(Data entries)

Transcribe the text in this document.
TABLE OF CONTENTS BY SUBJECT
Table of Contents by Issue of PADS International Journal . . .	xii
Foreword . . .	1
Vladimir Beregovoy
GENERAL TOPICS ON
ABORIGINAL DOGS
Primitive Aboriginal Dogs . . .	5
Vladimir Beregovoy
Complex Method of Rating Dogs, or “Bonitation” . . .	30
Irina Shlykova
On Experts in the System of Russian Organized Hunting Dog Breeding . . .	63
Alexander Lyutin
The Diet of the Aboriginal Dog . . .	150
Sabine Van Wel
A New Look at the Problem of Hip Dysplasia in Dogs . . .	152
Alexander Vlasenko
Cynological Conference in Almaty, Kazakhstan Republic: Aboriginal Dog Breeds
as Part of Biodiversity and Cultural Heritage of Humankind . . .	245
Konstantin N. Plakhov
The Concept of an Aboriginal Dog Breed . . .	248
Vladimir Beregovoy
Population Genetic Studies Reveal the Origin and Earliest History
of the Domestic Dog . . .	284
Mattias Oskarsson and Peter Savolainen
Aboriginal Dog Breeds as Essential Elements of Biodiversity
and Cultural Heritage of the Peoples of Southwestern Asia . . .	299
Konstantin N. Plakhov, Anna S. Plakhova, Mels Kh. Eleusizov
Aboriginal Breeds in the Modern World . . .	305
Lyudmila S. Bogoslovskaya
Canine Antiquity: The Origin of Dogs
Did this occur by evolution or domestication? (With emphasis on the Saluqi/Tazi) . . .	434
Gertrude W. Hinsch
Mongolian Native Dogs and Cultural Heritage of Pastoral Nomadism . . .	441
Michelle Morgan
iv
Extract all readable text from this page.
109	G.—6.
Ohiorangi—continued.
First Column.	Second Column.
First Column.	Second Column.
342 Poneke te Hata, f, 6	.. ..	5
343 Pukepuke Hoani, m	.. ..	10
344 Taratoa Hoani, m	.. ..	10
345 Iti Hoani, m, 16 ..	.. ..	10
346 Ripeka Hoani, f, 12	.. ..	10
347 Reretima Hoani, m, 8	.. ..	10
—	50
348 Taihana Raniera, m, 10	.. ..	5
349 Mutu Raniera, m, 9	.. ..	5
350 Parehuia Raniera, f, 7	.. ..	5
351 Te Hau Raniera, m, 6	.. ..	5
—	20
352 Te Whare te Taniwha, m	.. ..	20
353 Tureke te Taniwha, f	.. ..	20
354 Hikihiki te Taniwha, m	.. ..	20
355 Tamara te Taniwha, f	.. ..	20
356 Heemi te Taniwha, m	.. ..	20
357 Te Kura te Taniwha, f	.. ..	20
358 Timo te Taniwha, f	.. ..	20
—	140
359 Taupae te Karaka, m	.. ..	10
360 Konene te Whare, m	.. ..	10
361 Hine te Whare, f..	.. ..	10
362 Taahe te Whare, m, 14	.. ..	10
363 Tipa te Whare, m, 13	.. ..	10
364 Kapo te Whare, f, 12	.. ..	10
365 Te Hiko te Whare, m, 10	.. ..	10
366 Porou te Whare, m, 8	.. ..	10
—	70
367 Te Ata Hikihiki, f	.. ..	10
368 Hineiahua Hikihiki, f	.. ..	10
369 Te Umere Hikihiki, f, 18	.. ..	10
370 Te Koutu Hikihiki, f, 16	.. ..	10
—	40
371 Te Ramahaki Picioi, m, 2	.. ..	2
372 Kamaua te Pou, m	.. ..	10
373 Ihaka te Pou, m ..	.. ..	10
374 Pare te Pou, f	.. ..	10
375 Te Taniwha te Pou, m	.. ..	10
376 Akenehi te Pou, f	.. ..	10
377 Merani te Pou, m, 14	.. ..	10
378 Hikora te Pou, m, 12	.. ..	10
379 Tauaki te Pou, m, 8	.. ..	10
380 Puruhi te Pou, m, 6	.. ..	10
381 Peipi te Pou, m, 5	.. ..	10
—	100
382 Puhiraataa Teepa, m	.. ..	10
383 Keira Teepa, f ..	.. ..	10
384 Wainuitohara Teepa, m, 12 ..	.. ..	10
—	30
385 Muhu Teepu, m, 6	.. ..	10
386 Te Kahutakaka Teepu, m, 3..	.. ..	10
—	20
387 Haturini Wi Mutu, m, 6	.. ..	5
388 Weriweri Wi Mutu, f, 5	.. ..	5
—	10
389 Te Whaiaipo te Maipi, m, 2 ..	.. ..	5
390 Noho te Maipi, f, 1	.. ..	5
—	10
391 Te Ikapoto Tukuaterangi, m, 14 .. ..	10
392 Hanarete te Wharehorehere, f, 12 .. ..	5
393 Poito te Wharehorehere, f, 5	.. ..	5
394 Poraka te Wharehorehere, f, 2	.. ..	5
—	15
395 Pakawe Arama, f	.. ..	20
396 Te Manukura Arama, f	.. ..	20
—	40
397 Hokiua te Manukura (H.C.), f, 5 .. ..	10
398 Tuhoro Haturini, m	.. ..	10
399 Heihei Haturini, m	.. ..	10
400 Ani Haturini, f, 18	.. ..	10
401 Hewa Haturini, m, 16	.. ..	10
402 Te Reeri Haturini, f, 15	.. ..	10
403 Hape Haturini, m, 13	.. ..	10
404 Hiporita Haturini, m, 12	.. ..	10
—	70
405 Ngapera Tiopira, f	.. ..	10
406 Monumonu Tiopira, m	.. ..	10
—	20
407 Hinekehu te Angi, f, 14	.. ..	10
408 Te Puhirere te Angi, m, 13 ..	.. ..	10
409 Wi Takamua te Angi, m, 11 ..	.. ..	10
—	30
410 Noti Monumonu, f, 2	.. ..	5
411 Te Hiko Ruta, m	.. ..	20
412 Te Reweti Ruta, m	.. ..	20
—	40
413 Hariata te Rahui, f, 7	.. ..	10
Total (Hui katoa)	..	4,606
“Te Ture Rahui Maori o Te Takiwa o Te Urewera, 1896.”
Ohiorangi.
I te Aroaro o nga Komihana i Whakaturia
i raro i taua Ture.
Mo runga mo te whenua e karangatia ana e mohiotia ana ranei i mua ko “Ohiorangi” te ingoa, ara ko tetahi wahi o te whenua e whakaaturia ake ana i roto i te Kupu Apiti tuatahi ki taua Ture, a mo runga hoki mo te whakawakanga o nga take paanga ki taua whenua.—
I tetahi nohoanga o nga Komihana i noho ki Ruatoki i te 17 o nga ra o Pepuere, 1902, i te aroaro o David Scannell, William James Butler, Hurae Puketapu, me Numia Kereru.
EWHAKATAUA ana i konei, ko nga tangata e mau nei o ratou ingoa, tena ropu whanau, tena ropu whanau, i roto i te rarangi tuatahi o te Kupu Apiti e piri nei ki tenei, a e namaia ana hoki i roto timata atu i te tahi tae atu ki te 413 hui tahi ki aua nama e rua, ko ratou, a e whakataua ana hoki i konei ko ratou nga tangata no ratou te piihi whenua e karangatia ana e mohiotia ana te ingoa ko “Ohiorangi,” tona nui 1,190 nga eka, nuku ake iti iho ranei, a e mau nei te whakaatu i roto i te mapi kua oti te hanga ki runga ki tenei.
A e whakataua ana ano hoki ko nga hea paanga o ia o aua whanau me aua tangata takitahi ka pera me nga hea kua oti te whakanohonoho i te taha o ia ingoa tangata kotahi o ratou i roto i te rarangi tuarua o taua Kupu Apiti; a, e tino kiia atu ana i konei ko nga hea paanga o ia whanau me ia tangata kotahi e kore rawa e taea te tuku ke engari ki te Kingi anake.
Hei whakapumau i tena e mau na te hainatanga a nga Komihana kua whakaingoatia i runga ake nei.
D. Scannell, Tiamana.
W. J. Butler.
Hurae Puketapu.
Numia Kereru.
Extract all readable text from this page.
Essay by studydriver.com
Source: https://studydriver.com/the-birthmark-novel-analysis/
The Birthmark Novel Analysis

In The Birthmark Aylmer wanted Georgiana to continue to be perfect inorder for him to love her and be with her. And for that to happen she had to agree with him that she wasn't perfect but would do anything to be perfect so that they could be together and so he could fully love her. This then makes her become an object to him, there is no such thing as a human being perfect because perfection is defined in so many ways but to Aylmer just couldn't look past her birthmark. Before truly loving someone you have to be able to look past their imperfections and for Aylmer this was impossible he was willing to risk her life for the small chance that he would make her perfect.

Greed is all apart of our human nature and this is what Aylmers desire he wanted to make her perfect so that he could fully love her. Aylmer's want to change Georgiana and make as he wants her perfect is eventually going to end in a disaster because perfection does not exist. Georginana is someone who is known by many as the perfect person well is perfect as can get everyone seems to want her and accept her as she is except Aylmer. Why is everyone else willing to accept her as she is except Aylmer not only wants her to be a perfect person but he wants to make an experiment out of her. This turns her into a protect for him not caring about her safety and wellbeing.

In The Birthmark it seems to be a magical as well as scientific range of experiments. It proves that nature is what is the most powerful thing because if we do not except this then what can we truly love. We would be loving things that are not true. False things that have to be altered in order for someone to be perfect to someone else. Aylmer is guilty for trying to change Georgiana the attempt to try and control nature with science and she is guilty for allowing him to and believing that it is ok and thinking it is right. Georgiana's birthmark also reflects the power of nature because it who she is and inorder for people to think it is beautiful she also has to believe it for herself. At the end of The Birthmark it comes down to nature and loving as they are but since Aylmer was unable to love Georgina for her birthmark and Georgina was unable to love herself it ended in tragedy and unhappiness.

● **Given exercise**: Report each line in the data that holds the word "Hurae".

● **Completed exercise**:
I tetahi nohoanga o nga Komihana i noho ki Ruatoki i te 17 o nga ra o Pepuere, 1902, i te aroaro o David Scannell, William James Butler, Hurae Puketapu, me Numia Kereru.
Hurae Puketapu.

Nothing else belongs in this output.